TUGAS ::
Sebutkan semua sudut tinjauan pribumisasi ilmu sosial yang tercantum dalam judul besar teks bacaan.

TEKS BACAAN ::
====

SIGIT KINDARTO

"SELAMAT DATANG DI BLOG SANG OEMAR BAKRI"

Sabtu, 03 November 2012

Urgensi dan Implikasi Pribumisasi Ilmu Sosial



   PRIBUMISASI ILMU SOSIAL DI TINJAU DARI 
ONTOLOGIS, EPISTEMOLOGIS DAN AKSIOLOGIS
Mata Kuliah : Filsafat Ilmu Pascasarja UNY 

a.      Landasan Ontologi Pribumisasi Ilmu Sosial
Kajian pribumisasi ilmu sosial beraras ontologis maksudnya adalah kajian mengenai sifat dasar dari kenyataan ilmu – ilmu sosial Indonesia, hal ini dikarenakan bahwa dominasi pengaruh Ilmu – Ilmu Sosial Eropa atau Amerika terhadap perkembangan Ilmu – Ilmu Sosial di Asia termasuk Indonesia dirasakan dalam kurun waktu yang telah lama, bahkan sejak sebelum kemerdekaan. Kondisi ini mengkaibatkan perkembangan ilmu – ilmu sosial di Indonesia khususnya dan Asia pada umumnya berada pada keadaan yang tergantung pada dinamika Barat (Captive mind), hal ini tentu menimbulkan keprihatinan yang mendalam pada praktisi ilmu bidang ilmu – ilmu sosial (Nasiwan, 2012).
Stagnasi ilmu – ilmu sosial ini menjadi pemicu bagi intelektual Asia – Indonesia untuk mengembangkan kajiannya. Untuk Merealisasikan keinginan tersebut pada tahun 1970-an Ismail Raji Al-Faruqi menyampaikan ide – ide tentang Islamisasi Ilmu – Ilmu Sosial Kontemporer. Langkah ini mendapat dukungan dari Naquib Al-Attas yang juga mendorong dilakukannya Islamisasi ilmu – ilmu secara luas dengan memasukkan unsur-unsur Islam dalam ilmu – ilmu komtemporer.
Hal penting yang menjadi pandangan dua intelektual ini, Ismail Raji Al-Faruqi dan Naquib Al-Attas adalah :
1)        Pengamatannya mengenai fenomena kebiasaan ilmuwan Asia yang menggunakan kaidah – kaidah Barat seperti metode, analisis, deskripsi, eksplanasi, generalisasi, konseptuaslisasi dan intepretasi.
2)        Ilmuwan Asia – Indonesia telah berusaha untuk keluar dari kungkungan kebergantuan intelektual Barat, tetapi usaha yang dilakukannya belum terstruktur, melembaga dan sistematis.

====

DATA YANG DIBERIKAN ::
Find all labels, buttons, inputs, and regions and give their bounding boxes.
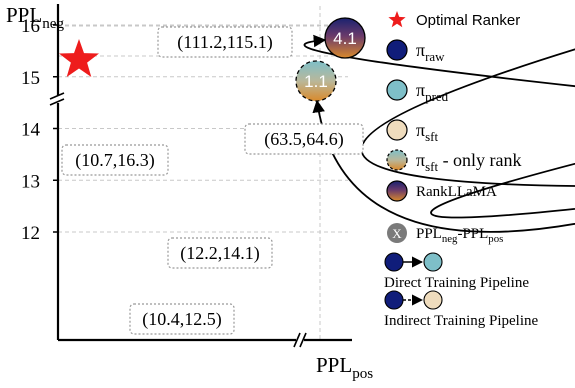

====

JAWABAN ::
Ontologis, epistemologis, dan aksiologis.